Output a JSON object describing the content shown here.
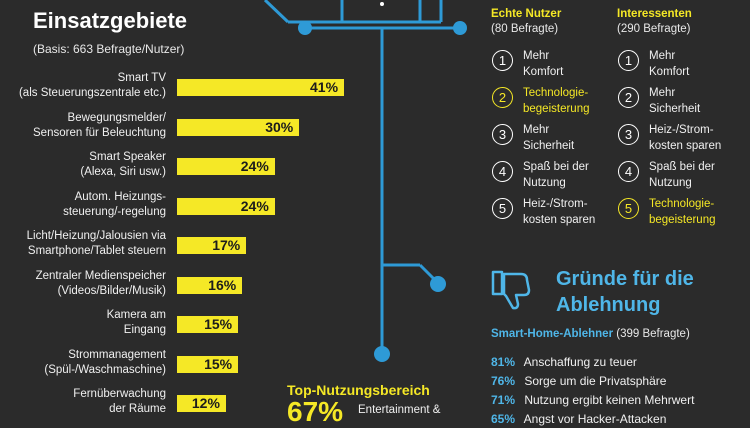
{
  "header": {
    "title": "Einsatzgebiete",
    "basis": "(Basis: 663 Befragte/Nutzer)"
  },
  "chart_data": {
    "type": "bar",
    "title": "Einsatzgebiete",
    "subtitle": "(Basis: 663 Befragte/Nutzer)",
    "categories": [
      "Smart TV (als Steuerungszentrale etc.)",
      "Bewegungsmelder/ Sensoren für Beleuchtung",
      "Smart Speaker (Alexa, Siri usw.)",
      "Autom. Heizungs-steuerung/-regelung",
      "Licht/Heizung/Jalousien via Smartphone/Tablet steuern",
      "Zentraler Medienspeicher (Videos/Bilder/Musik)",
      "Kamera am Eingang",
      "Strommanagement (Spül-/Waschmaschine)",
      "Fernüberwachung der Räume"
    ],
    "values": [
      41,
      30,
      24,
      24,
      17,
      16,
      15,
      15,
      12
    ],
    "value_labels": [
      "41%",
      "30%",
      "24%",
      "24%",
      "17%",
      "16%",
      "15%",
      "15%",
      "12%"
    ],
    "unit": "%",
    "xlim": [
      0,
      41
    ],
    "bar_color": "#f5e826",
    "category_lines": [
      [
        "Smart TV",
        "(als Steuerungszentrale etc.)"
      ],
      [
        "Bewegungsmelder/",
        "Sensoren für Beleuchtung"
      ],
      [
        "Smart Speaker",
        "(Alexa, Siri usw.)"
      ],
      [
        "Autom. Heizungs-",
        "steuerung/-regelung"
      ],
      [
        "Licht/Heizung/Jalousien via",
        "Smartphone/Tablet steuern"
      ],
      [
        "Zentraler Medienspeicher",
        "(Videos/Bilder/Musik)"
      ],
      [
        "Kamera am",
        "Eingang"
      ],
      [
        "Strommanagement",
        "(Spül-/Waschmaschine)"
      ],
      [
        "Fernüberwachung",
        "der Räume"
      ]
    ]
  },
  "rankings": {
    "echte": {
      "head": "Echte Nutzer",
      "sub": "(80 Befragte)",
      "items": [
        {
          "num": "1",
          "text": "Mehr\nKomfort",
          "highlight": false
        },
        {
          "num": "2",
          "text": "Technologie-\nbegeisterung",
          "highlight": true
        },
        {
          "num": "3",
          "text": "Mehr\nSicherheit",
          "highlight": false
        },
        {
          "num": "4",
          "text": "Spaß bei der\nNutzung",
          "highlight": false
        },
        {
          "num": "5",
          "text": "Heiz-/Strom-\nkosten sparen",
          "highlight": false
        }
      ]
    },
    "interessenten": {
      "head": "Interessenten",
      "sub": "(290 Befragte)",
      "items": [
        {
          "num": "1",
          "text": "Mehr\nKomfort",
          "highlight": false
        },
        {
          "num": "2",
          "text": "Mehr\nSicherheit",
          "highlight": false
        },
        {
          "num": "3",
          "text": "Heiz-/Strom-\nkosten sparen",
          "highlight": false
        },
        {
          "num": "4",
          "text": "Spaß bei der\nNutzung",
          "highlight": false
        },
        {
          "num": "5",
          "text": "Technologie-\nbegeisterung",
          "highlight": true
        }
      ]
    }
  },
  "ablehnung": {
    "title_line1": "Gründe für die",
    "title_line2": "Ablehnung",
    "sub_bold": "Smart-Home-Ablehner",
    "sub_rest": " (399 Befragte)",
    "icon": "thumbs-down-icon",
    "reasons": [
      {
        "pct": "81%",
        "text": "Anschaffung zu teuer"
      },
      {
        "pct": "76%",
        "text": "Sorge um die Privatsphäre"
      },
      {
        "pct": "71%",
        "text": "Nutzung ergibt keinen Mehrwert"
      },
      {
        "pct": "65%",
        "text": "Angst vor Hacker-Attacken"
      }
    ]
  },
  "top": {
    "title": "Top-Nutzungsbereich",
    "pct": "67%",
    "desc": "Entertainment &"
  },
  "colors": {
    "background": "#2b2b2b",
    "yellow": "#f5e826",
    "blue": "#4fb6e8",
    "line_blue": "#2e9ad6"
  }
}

* **Prompt**: List every line from the entries above in which "Jalousien" appears.

* **Full answer**:
      "Licht/Heizung/Jalousien via Smartphone/Tablet steuern",
        "Licht/Heizung/Jalousien via",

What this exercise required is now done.